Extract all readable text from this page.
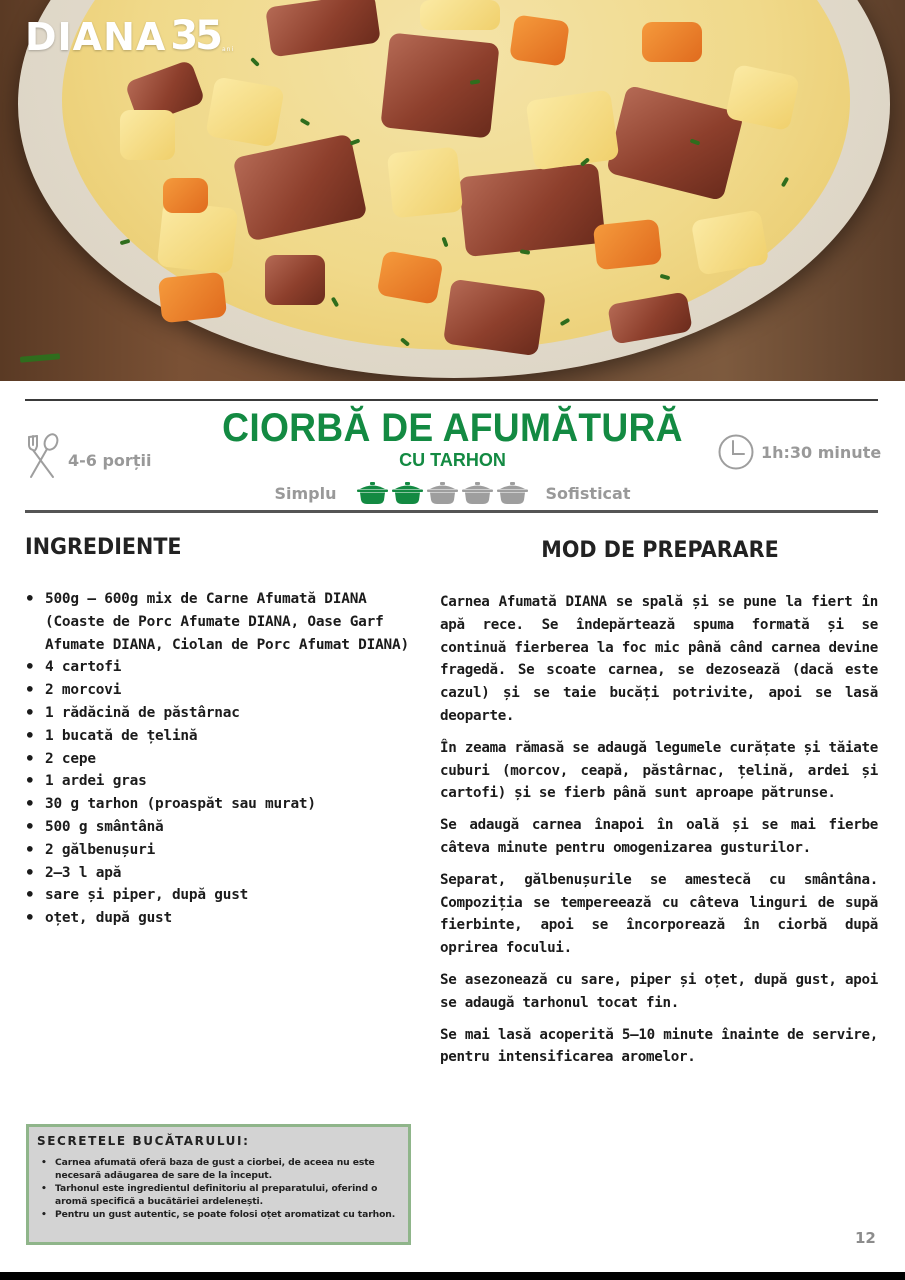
DIANA 35 ani
4-6 porții
CIORBĂ DE AFUMĂTURĂ
CU TARHON	1h:30 minute
Simplu	Sofisticat
INGREDIENTE
• 500g – 600g mix de Carne Afumată DIANA (Coaste de Porc Afumate DIANA, Oase Garf Afumate DIANA, Ciolan de Porc Afumat DIANA)
• 4 cartofi
• 2 morcovi
• 1 rădăcină de păstârnac
• 1 bucată de țelină
• 2 cepe
• 1 ardei gras
• 30 g tarhon (proaspăt sau murat)
• 500 g smântână
• 2 gălbenușuri
• 2–3 l apă
• sare și piper, după gust
• oțet, după gust
MOD DE PREPARARE

Carnea Afumată DIANA se spală și se pune la fiert în apă rece. Se îndepărtează spuma formată și se continuă fierberea la foc mic până când carnea devine fragedă. Se scoate carnea, se dezosează (dacă este cazul) și se taie bucăți potrivite, apoi se lasă deoparte.

În zeama rămasă se adaugă legumele curățate și tăiate cuburi (morcov, ceapă, păstârnac, țelină, ardei și cartofi) și se fierb până sunt aproape pătrunse.

Se adaugă carnea înapoi în oală și se mai fierbe câteva minute pentru omogenizarea gusturilor.

Separat, gălbenușurile se amestecă cu smântâna. Compoziția se tempereează cu câteva linguri de supă fierbinte, apoi se încorporează în ciorbă după oprirea focului.

Se asezonează cu sare, piper și oțet, după gust, apoi se adaugă tarhonul tocat fin.

Se mai lasă acoperită 5–10 minute înainte de servire, pentru intensificarea aromelor.

SECRETELE BUCĂTARULUI:
• Carnea afumată oferă baza de gust a ciorbei, de aceea nu este necesară adăugarea de sare de la început.
• Tarhonul este ingredientul definitoriu al preparatului, oferind o aromă specifică a bucătăriei ardelenești.
• Pentru un gust autentic, se poate folosi oțet aromatizat cu tarhon.
12
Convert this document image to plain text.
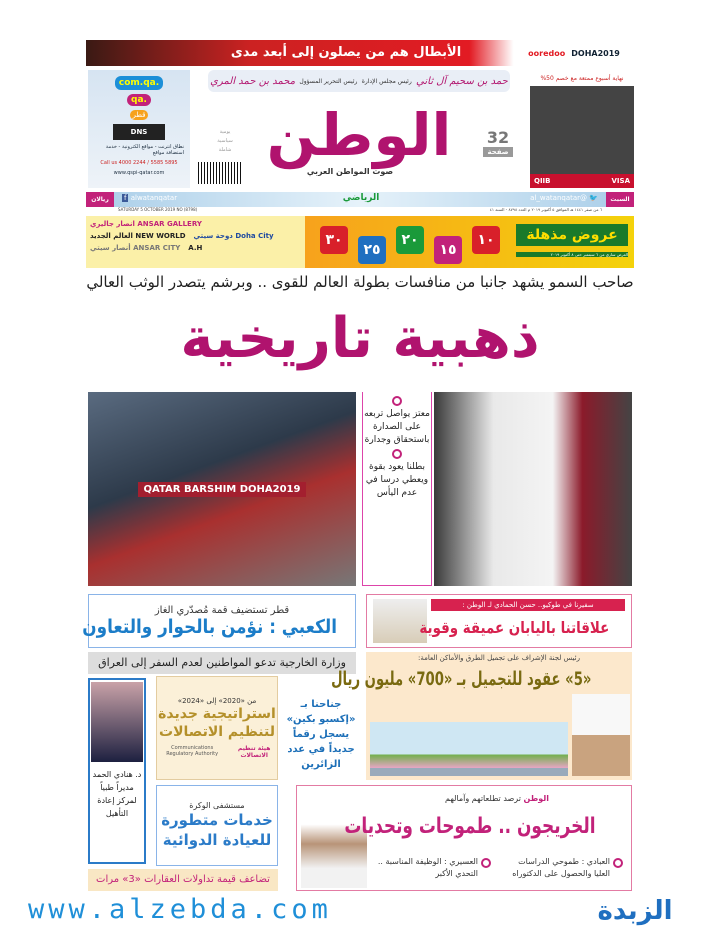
ooredoo DOHA2019
الأبطال هم من يصلون إلى أبعد مدى
.com.qa
.qa
قطر
DNS
نطاق انترنت - مواقع الكترونية - خدمة استضافة مواقع
Call us 4000 2244 / 5585 5895
www.qspi-qatar.com
نهاية أسبوع ممتعة مع خصم 50%
VISA
QIIB
حمد بن سحيم آل ثاني
رئيس مجلس الإدارة
رئيس التحرير المسؤول
محمد بن حمد المري
الوطن
صوت المواطن العربي
32
صفحة
يومية
سياسية
شاملة
السبت
🐦 @al_watanqatar
الرياضي
f alwatanqatar
ريالان
٦ من صفر ١٤٤١ هـ الموافق ٥ أكتوبر ٢٠١٩ م العدد ٨٧٩٨ - السنة ٤١
SATURDAY 5 OCTOBER 2019 NO (8798)
عروض مذهلة
العرض ساري من ٦ سبتمبر حتى ٨ أكتوبر ٢٠١٩
١٠
١٥
٢٠
٢٥
٣٠
انصار جاليري ANSAR GALLERY
العالم الجديد NEW WORLD دوحة سيتي Doha City
أنصار سيتي ANSAR CITY A.H
صاحب السمو يشهد جانبا من منافسات بطولة العالم للقوى .. وبرشم يتصدر الوثب العالي
ذهبية تاريخية
QATAR BARSHIM DOHA2019
معتز يواصل تربعه على الصدارة باستحقاق وجدارة
بطلنا يعود بقوة ويعطي درسا في عدم اليأس
قطر تستضيف قمة مُصدّري الغاز
الكعبي : نؤمن بالحوار والتعاون
سفيرنا في طوكيو.. حسن الحمادي لـ الوطن :
علاقاتنا باليابان عميقة وقوية
وزارة الخارجية تدعو المواطنين لعدم السفر إلى العراق	رئيس لجنة الإشراف على تجميل الطرق والأماكن العامة:
«5» عقود للتجميل بـ «700» مليون ريال
د. هنادي الحمد مديراً طبياً لمركز إعادة التأهيل
من «2020» إلى «2024»
استراتيجية جديدة لتنظيم الاتصالات
Communications Regulatory Authority
هيئة تنظيم الاتصالات
جناحنا بـ «إكسبو بكين» يسجل رقماً جديداً في عدد الزائرين
مستشفى الوكرة
خدمات متطورة للعيادة الدوائية
تضاعف قيمة تداولات العقارات «3» مرات
الوطن ترصد تطلعاتهم وآمالهم
الخريجون .. طموحات وتحديات
العبادي : طموحي الدراسات العليا والحصول على الدكتوراه
العسيري : الوظيفة المناسبة .. التحدي الأكبر
www.alzebda.com	الزبدة
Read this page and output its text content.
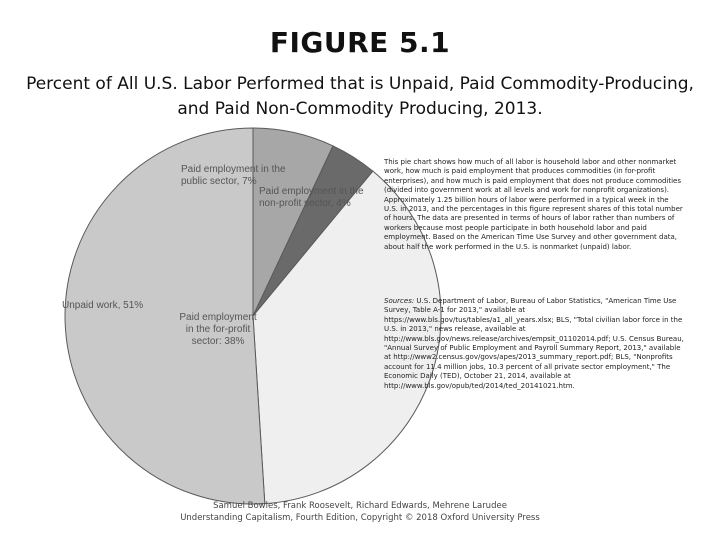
FIGURE 5.1
Percent of All U.S. Labor Performed that is Unpaid, Paid Commodity-Producing, and Paid Non-Commodity Producing, 2013.
Paid employment in the public sector, 7%
Paid employment in the non-profit sector, 4%
Paid employment in the for-profit sector: 38%
Unpaid work, 51%

This pie chart shows how much of all labor is household labor and other nonmarket work, how much is paid employment that produces commodities (in for-profit enterprises), and how much is paid employment that does not produce commodities (divided into government work at all levels and work for nonprofit organizations). Approximately 1.25 billion hours of labor were performed in a typical week in the U.S. in 2013, and the percentages in this figure represent shares of this total number of hours. The data are presented in terms of hours of labor rather than numbers of workers because most people participate in both household labor and paid employment. Based on the American Time Use Survey and other government data, about half the work performed in the U.S. is nonmarket (unpaid) labor.

Sources: U.S. Department of Labor, Bureau of Labor Statistics, "American Time Use Survey, Table A-1 for 2013," available at https://www.bls.gov/tus/tables/a1_all_years.xlsx; BLS, "Total civilian labor force in the U.S. in 2013," news release, available at http://www.bls.gov/news.release/archives/empsit_01102014.pdf; U.S. Census Bureau, "Annual Survey of Public Employment and Payroll Summary Report, 2013," available at http://www2.census.gov/govs/apes/2013_summary_report.pdf; BLS, "Nonprofits account for 11.4 million jobs, 10.3 percent of all private sector employment," The Economic Daily (TED), October 21, 2014, available at http://www.bls.gov/opub/ted/2014/ted_20141021.htm.

Samuel Bowles, Frank Roosevelt, Richard Edwards, Mehrene Larudee
Understanding Capitalism, Fourth Edition, Copyright © 2018 Oxford University Press
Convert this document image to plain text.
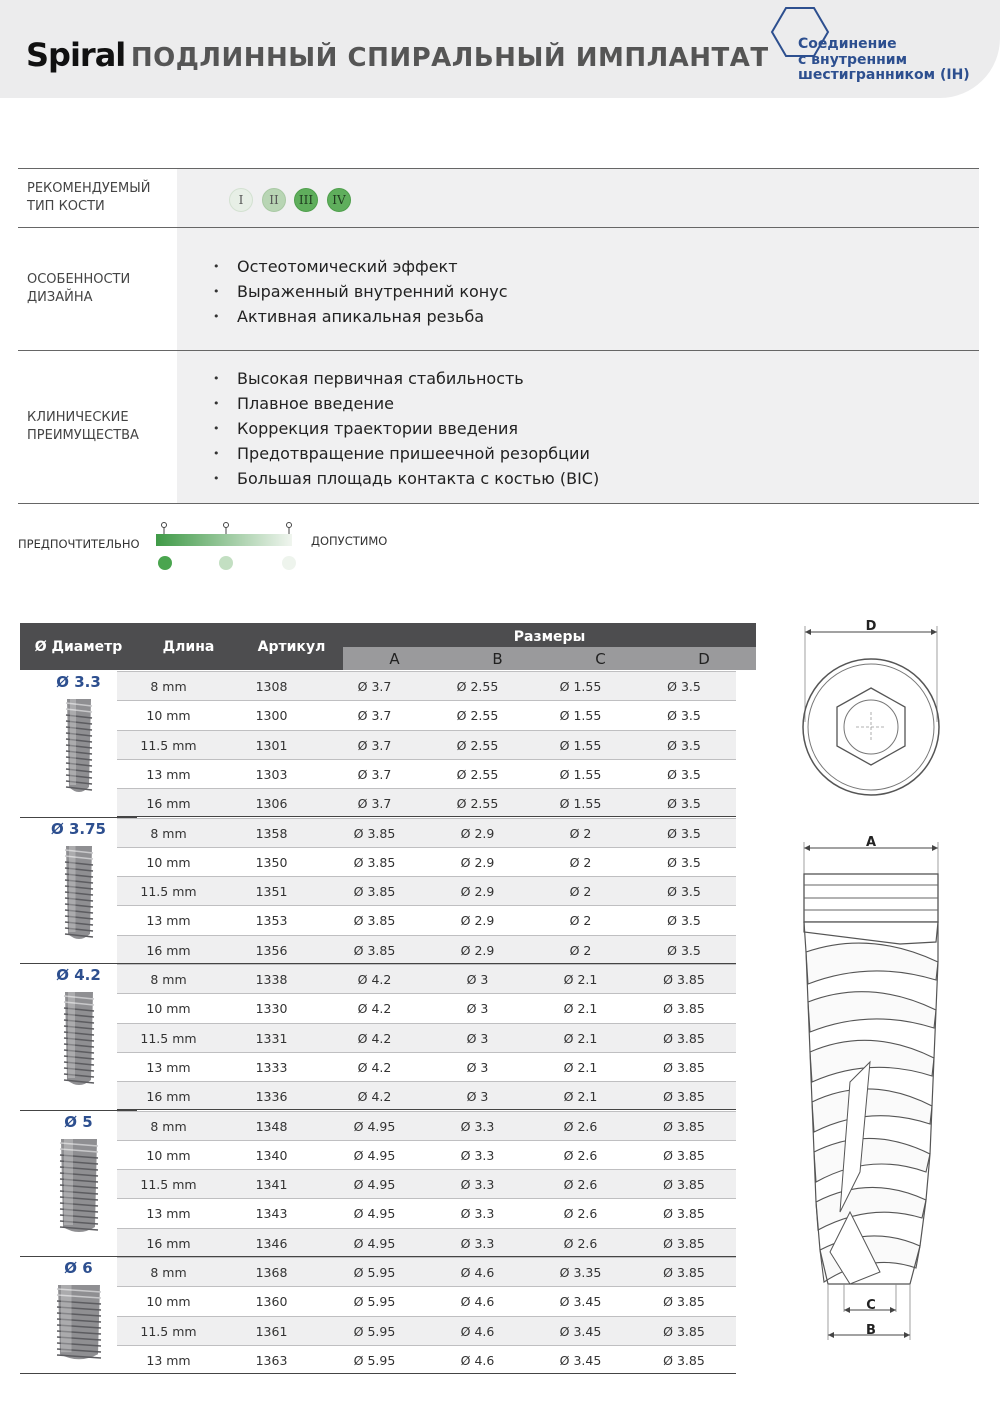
Spiral ПОДЛИННЫЙ СПИРАЛЬНЫЙ ИМПЛАНТАТ Соединение
с внутренним
шестигранником (IH)
РЕКОМЕНДУЕМЫЙ
ТИП КОСТИ	I	II	III	IV
ОСОБЕННОСТИ
ДИЗАЙНА
• Остеотомический эффект
• Выраженный внутренний конус
• Активная апикальная резьба
КЛИНИЧЕСКИЕ
ПРЕИМУЩЕСТВА
• Высокая первичная стабильность
• Плавное введение
• Коррекция траектории введения
• Предотвращение пришеечной резорбции
• Большая площадь контакта с костью (BIC)
ПРЕДПОЧТИТЕЛЬНО	ДОПУСТИМО
Ø Диаметр	Длина	Артикул
Размеры
A	B	C	D
Ø 3.3	8 mm	1308	Ø 3.7	Ø 2.55	Ø 1.55	Ø 3.5
10 mm	1300	Ø 3.7	Ø 2.55	Ø 1.55	Ø 3.5
11.5 mm	1301	Ø 3.7	Ø 2.55	Ø 1.55	Ø 3.5
13 mm	1303	Ø 3.7	Ø 2.55	Ø 1.55	Ø 3.5
16 mm	1306	Ø 3.7	Ø 2.55	Ø 1.55	Ø 3.5
Ø 3.75	8 mm	1358	Ø 3.85	Ø 2.9	Ø 2	Ø 3.5
10 mm	1350	Ø 3.85	Ø 2.9	Ø 2	Ø 3.5
11.5 mm	1351	Ø 3.85	Ø 2.9	Ø 2	Ø 3.5
13 mm	1353	Ø 3.85	Ø 2.9	Ø 2	Ø 3.5
16 mm	1356	Ø 3.85	Ø 2.9	Ø 2	Ø 3.5
Ø 4.2	8 mm	1338	Ø 4.2	Ø 3	Ø 2.1	Ø 3.85
10 mm	1330	Ø 4.2	Ø 3	Ø 2.1	Ø 3.85
11.5 mm	1331	Ø 4.2	Ø 3	Ø 2.1	Ø 3.85
13 mm	1333	Ø 4.2	Ø 3	Ø 2.1	Ø 3.85
16 mm	1336	Ø 4.2	Ø 3	Ø 2.1	Ø 3.85
Ø 5	8 mm	1348	Ø 4.95	Ø 3.3	Ø 2.6	Ø 3.85
10 mm	1340	Ø 4.95	Ø 3.3	Ø 2.6	Ø 3.85
11.5 mm	1341	Ø 4.95	Ø 3.3	Ø 2.6	Ø 3.85
13 mm	1343	Ø 4.95	Ø 3.3	Ø 2.6	Ø 3.85
16 mm	1346	Ø 4.95	Ø 3.3	Ø 2.6	Ø 3.85
Ø 6	8 mm	1368	Ø 5.95	Ø 4.6	Ø 3.35	Ø 3.85
10 mm	1360	Ø 5.95	Ø 4.6	Ø 3.45	Ø 3.85
11.5 mm	1361	Ø 5.95	Ø 4.6	Ø 3.45	Ø 3.85
13 mm	1363	Ø 5.95	Ø 4.6	Ø 3.45	Ø 3.85
D
A
C
B
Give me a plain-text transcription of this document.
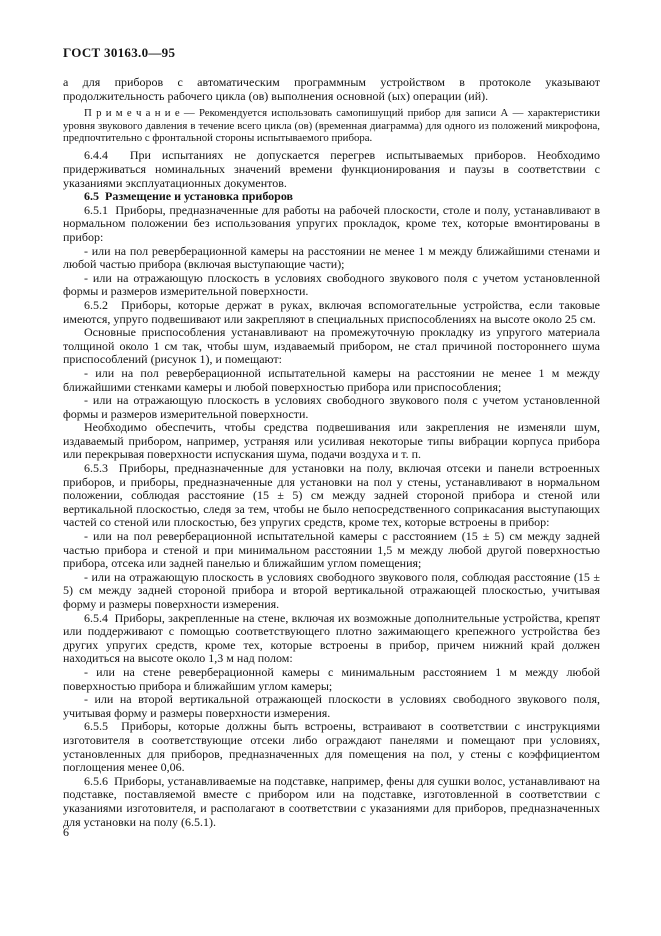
ГОСТ 30163.0—95

а для приборов с автоматическим программным устройством в протоколе указывают продолжительность рабочего цикла (ов) выполнения основной (ых) операции (ий).

П р и м е ч а н и е — Рекомендуется использовать самопишущий прибор для записи А — характеристики уровня звукового давления в течение всего цикла (ов) (временная диаграмма) для одного из положений микрофона, предпочтительно с фронтальной стороны испытываемого прибора.

6.4.4  При испытаниях не допускается перегрев испытываемых приборов. Необходимо придерживаться номинальных значений времени функционирования и паузы в соответствии с указаниями эксплуатационных документов.

6.5  Размещение и установка приборов

6.5.1  Приборы, предназначенные для работы на рабочей плоскости, столе и полу, устанавливают в нормальном положении без использования упругих прокладок, кроме тех, которые вмонтированы в прибор:

- или на пол реверберационной камеры на расстоянии не менее 1 м между ближайшими стенами и любой частью прибора (включая выступающие части);

- или на отражающую плоскость в условиях свободного звукового поля с учетом установленной формы и размеров измерительной поверхности.

6.5.2  Приборы, которые держат в руках, включая вспомогательные устройства, если таковые имеются, упруго подвешивают или закрепляют в специальных приспособлениях на высоте около 25 см.

Основные приспособления устанавливают на промежуточную прокладку из упругого материала толщиной около 1 см так, чтобы шум, издаваемый прибором, не стал причиной постороннего шума приспособлений (рисунок 1), и помещают:

- или на пол реверберационной испытательной камеры на расстоянии не менее 1 м между ближайшими стенками камеры и любой поверхностью прибора или приспособления;

- или на отражающую плоскость в условиях свободного звукового поля с учетом установленной формы и размеров измерительной поверхности.

Необходимо обеспечить, чтобы средства подвешивания или закрепления не изменяли шум, издаваемый прибором, например, устраняя или усиливая некоторые типы вибрации корпуса прибора или перекрывая поверхности испускания шума, подачи воздуха и т. п.

6.5.3  Приборы, предназначенные для установки на полу, включая отсеки и панели встроенных приборов, и приборы, предназначенные для установки на пол у стены, устанавливают в нормальном положении, соблюдая расстояние (15 ± 5) см между задней стороной прибора и стеной или вертикальной плоскостью, следя за тем, чтобы не было непосредственного соприкасания выступающих частей со стеной или плоскостью, без упругих средств, кроме тех, которые встроены в прибор:

- или на пол реверберационной испытательной камеры с расстоянием (15 ± 5) см между задней частью прибора и стеной и при минимальном расстоянии 1,5 м между любой другой поверхностью прибора, отсека или задней панелью и ближайшим углом помещения;

- или на отражающую плоскость в условиях свободного звукового поля, соблюдая расстояние (15 ± 5) см между задней стороной прибора и второй вертикальной отражающей плоскостью, учитывая форму и размеры поверхности измерения.

6.5.4  Приборы, закрепленные на стене, включая их возможные дополнительные устройства, крепят или поддерживают с помощью соответствующего плотно зажимающего крепежного устройства без других упругих средств, кроме тех, которые встроены в прибор, причем нижний край должен находиться на высоте около 1,3 м над полом:

- или на стене реверберационной камеры с минимальным расстоянием 1 м между любой поверхностью прибора и ближайшим углом камеры;

- или на второй вертикальной отражающей плоскости в условиях свободного звукового поля, учитывая форму и размеры поверхности измерения.

6.5.5  Приборы, которые должны быть встроены, встраивают в соответствии с инструкциями изготовителя в соответствующие отсеки либо ограждают панелями и помещают при условиях, установленных для приборов, предназначенных для помещения на пол, у стены с коэффициентом поглощения менее 0,06.

6.5.6  Приборы, устанавливаемые на подставке, например, фены для сушки волос, устанавливают на подставке, поставляемой вместе с прибором или на подставке, изготовленной в соответствии с указаниями изготовителя, и располагают в соответствии с указаниями для приборов, предназначенных для установки на полу (6.5.1).

6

────────

Report the number of lines containing the string "расстоянии" and add nothing to it.

3